**REQUEST**
Every line of the data that contains the string "double" must be copied.

[Source records]
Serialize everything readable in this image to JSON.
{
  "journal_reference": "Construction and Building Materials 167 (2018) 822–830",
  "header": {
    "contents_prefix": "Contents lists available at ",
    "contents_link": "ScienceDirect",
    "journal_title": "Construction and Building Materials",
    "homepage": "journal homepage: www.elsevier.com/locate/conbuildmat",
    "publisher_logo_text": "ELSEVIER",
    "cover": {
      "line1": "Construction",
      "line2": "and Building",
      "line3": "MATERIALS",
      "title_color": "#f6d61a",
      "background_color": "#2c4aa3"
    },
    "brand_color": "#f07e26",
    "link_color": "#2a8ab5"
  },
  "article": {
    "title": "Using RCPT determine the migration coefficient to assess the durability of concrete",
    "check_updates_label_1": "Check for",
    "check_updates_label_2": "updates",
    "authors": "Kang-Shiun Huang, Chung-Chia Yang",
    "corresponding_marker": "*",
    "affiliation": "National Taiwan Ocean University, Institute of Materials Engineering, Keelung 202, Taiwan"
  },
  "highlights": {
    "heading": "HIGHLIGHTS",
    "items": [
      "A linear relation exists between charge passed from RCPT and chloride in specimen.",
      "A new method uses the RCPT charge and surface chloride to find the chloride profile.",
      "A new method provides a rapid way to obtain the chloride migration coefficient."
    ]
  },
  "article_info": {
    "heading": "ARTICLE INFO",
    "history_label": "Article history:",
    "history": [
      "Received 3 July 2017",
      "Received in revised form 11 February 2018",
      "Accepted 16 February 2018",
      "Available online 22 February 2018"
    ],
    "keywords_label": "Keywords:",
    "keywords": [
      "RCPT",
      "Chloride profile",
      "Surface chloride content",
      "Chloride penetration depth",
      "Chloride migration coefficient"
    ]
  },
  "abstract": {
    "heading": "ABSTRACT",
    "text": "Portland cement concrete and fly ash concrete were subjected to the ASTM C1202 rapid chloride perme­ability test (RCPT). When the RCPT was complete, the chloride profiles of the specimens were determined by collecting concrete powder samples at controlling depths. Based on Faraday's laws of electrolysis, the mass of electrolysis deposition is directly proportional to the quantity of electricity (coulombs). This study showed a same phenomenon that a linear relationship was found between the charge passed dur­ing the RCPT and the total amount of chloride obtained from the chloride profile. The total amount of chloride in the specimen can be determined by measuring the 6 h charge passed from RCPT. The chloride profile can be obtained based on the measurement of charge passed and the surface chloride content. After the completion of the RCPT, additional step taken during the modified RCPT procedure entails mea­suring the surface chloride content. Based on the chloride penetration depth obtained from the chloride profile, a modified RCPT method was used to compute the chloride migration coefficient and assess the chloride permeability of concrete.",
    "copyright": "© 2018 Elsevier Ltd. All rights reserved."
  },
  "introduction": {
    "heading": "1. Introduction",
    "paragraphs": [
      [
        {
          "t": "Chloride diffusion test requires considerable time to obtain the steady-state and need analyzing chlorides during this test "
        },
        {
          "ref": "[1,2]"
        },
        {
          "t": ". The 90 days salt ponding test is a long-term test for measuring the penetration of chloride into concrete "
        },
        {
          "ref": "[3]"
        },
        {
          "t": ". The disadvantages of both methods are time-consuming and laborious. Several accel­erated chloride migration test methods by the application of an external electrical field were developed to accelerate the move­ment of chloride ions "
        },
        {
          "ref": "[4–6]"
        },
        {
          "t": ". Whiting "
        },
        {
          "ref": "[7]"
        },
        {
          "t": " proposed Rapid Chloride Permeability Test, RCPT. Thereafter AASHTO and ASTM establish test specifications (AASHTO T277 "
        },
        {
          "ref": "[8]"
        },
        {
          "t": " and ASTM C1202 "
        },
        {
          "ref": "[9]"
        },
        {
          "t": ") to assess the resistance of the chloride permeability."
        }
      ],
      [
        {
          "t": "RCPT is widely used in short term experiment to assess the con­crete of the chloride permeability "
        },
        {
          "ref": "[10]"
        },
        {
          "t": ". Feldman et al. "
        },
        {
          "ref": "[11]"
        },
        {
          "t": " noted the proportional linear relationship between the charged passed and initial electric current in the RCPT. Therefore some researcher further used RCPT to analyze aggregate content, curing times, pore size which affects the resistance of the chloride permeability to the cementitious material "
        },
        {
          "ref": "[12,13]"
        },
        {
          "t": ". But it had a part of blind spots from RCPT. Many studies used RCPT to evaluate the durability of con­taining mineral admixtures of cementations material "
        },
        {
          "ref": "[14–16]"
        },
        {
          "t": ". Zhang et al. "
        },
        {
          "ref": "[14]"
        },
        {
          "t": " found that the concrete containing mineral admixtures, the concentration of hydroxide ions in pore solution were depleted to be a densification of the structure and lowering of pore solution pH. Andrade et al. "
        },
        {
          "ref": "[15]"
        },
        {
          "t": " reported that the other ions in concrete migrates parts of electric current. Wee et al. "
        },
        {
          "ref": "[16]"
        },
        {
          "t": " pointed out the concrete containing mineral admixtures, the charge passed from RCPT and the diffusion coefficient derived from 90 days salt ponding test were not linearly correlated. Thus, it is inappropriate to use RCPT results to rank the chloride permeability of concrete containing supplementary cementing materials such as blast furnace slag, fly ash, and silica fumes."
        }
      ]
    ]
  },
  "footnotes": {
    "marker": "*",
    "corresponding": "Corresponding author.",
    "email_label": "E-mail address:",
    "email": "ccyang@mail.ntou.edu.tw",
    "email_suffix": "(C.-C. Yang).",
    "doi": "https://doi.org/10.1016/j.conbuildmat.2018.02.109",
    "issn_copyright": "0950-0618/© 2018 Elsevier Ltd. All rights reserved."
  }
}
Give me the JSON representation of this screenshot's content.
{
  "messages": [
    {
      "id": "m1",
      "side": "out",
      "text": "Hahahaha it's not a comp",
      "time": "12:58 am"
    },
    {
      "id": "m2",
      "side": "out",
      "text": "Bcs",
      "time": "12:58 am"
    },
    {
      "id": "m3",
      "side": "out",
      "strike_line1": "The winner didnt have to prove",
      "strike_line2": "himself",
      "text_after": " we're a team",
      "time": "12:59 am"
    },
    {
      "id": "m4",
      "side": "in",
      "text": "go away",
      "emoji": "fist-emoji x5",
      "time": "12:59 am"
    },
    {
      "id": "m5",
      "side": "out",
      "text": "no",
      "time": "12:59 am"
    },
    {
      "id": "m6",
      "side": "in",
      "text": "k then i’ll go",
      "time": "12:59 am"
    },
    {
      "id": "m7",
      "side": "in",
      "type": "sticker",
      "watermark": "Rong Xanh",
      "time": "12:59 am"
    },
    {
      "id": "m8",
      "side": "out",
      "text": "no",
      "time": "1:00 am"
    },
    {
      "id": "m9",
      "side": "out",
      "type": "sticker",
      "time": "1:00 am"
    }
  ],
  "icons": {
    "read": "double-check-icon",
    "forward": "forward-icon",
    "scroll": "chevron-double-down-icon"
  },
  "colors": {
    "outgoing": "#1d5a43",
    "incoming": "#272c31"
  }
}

**EXERCISE RESULT**
    "read": "double-check-icon",
    "scroll": "chevron-double-down-icon"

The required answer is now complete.